• [ENTRIES SUPPLIED]:
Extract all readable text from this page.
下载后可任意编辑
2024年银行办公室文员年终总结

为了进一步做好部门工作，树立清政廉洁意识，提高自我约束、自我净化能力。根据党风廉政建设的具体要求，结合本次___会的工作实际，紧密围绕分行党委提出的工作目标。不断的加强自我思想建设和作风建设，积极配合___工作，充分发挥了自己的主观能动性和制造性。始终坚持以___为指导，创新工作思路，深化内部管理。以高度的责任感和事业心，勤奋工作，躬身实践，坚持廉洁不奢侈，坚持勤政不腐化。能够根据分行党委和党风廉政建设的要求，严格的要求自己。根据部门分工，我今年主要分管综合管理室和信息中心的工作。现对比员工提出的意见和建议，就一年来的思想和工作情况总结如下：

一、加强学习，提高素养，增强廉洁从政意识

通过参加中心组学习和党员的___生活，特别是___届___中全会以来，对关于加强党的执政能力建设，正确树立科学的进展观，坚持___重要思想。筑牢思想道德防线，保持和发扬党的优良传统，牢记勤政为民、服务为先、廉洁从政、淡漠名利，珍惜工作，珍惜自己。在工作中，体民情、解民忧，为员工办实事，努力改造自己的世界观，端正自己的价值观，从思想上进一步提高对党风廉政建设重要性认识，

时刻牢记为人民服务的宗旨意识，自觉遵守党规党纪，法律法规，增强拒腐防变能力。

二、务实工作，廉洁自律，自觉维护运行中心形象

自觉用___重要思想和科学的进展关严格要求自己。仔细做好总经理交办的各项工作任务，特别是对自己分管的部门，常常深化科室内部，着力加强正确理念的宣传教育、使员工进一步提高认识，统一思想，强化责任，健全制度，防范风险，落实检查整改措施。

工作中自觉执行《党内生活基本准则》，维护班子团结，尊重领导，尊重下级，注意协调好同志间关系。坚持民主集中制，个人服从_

* * *

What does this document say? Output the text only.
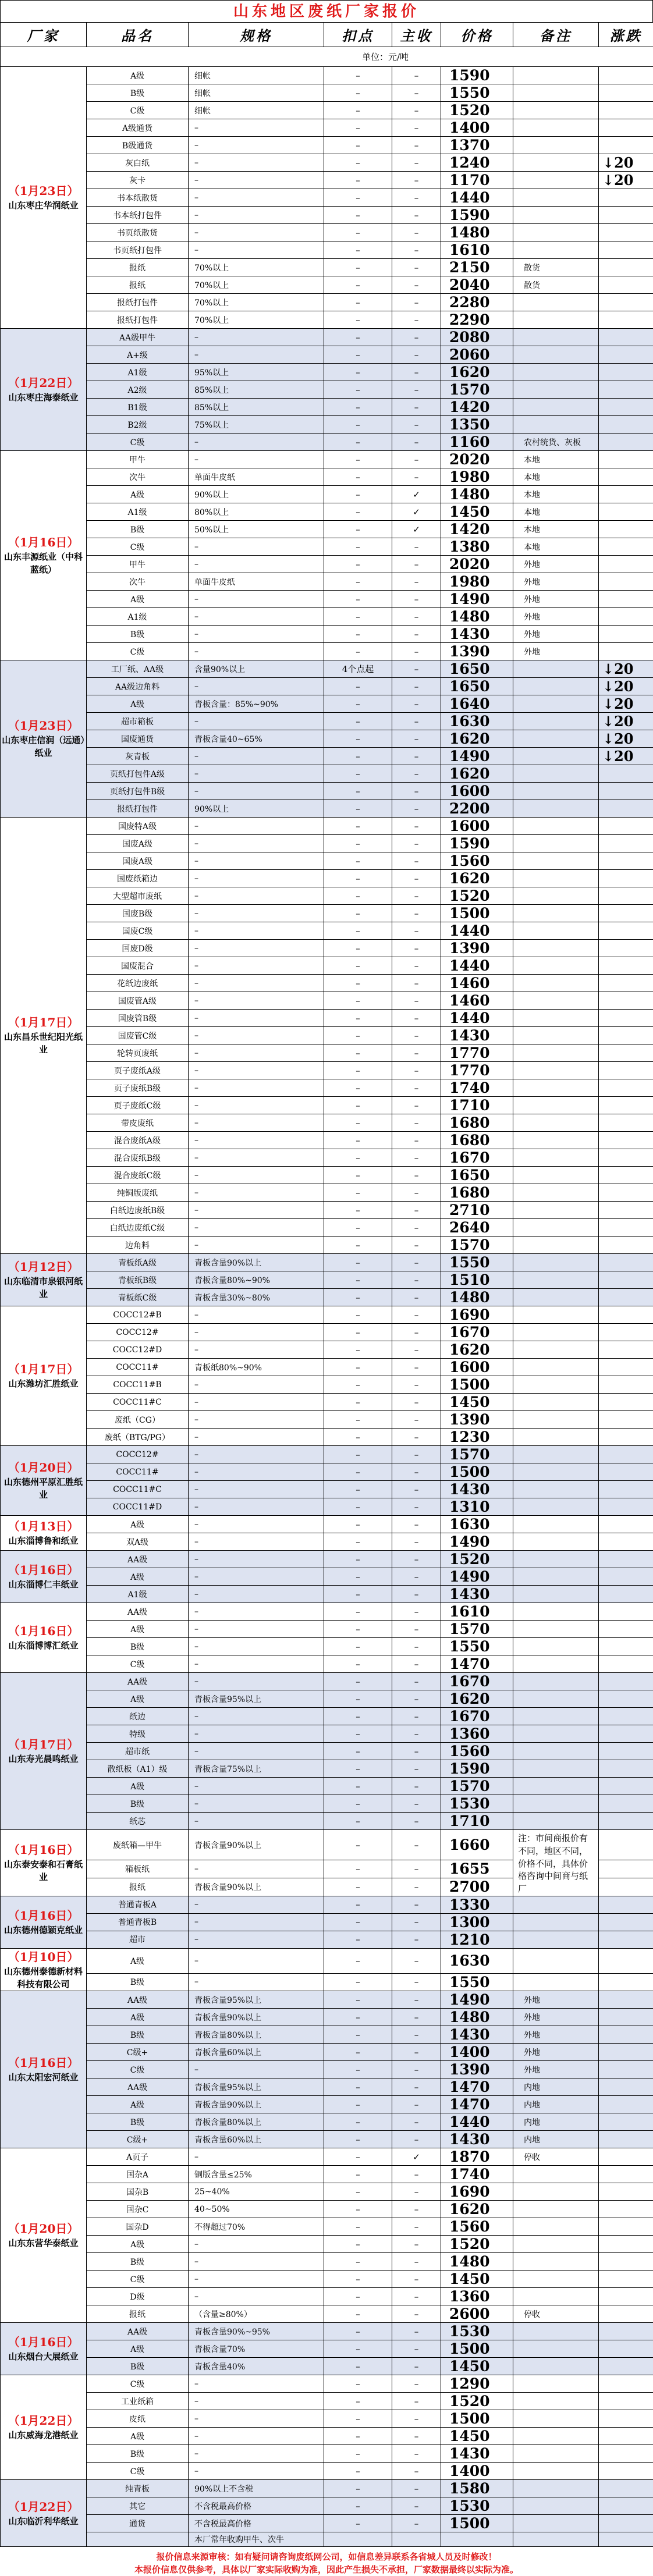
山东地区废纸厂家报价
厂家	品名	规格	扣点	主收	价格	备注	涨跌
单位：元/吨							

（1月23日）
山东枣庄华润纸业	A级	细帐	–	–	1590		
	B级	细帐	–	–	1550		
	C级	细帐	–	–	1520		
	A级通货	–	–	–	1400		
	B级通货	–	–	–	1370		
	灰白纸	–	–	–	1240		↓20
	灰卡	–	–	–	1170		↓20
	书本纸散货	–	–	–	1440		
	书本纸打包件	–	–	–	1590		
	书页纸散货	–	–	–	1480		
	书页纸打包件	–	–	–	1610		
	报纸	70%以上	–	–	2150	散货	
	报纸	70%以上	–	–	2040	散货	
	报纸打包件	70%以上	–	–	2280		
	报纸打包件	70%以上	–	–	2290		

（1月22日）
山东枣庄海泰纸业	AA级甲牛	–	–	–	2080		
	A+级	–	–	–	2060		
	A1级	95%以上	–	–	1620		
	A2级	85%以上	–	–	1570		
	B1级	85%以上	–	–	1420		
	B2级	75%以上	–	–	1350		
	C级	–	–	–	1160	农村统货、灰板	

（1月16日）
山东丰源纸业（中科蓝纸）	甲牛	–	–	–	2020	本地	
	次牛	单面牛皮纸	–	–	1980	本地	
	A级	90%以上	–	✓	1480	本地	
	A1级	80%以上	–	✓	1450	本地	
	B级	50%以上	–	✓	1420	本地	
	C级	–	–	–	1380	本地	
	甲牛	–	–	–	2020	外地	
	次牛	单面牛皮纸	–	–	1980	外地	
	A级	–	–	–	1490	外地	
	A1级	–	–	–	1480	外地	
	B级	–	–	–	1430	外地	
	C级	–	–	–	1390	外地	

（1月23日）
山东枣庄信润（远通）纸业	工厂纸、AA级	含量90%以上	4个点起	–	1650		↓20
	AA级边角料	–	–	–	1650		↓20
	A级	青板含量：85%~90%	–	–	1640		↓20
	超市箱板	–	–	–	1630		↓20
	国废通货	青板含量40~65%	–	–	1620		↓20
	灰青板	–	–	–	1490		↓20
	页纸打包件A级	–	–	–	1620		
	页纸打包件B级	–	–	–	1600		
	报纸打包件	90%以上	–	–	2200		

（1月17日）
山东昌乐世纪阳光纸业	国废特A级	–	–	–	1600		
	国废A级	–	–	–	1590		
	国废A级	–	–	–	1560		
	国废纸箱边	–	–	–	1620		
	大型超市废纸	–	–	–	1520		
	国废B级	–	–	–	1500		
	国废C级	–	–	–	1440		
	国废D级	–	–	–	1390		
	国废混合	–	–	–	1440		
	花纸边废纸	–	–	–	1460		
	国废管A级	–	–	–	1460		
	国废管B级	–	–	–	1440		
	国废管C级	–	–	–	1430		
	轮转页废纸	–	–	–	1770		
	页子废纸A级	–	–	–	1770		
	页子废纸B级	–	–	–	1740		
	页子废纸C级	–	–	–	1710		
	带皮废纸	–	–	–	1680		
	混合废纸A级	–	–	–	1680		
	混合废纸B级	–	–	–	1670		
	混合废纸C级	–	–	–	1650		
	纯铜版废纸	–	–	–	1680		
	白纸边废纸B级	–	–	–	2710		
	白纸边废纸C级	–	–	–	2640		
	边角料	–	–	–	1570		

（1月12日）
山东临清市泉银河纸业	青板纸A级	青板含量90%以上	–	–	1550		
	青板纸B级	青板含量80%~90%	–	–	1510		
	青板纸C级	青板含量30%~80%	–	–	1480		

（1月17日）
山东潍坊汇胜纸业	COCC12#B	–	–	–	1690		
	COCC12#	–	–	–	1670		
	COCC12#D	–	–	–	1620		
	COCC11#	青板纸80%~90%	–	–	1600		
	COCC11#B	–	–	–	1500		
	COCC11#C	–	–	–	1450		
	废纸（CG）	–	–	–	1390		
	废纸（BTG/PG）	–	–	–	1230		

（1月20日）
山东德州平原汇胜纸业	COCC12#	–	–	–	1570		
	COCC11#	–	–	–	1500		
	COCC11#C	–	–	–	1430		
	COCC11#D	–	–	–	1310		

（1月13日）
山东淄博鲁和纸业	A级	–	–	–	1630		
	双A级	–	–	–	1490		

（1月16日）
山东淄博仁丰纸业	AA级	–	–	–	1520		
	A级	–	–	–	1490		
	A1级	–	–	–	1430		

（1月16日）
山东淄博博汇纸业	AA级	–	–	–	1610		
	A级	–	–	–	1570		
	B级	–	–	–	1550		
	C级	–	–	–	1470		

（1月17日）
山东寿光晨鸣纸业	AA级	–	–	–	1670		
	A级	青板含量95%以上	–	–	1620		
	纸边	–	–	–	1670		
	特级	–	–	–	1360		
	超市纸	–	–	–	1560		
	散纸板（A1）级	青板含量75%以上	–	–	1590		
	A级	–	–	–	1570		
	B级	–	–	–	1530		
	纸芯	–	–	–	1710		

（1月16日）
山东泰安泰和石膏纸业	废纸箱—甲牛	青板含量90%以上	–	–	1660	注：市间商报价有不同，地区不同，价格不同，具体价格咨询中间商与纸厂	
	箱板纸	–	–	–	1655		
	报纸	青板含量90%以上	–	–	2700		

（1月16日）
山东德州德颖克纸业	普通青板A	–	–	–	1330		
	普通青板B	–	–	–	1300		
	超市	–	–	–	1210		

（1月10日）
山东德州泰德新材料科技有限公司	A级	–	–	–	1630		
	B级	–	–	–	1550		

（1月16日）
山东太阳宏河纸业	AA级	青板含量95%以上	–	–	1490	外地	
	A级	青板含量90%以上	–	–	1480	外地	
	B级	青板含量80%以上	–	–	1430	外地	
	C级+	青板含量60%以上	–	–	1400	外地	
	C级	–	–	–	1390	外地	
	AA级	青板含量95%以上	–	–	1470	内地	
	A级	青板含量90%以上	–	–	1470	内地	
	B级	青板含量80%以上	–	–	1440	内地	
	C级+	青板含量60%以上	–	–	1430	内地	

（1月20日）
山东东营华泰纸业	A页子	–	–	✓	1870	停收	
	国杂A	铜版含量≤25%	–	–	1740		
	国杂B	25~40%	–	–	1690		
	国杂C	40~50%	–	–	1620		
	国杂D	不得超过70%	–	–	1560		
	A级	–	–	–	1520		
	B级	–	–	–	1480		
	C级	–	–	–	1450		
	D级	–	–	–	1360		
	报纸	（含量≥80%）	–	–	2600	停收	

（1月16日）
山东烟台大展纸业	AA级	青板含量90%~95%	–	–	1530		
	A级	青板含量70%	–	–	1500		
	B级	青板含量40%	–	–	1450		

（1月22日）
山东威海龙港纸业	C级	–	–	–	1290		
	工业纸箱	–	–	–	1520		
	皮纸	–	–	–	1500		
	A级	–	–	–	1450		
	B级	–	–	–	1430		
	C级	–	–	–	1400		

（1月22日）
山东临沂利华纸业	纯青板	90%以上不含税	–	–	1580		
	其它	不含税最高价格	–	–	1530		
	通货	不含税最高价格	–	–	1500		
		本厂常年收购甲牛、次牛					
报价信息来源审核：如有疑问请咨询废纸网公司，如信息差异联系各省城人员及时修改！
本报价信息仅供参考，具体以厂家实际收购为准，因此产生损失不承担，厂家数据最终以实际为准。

• [WRITTEN EXERCISE]: Scan the listing above and copy all lines containing the word "报纸打包件".

• [TASK RESPONSE]:
	报纸打包件	70%以上	–	–	2280		
	报纸打包件	70%以上	–	–	2290		
	报纸打包件	90%以上	–	–	2200		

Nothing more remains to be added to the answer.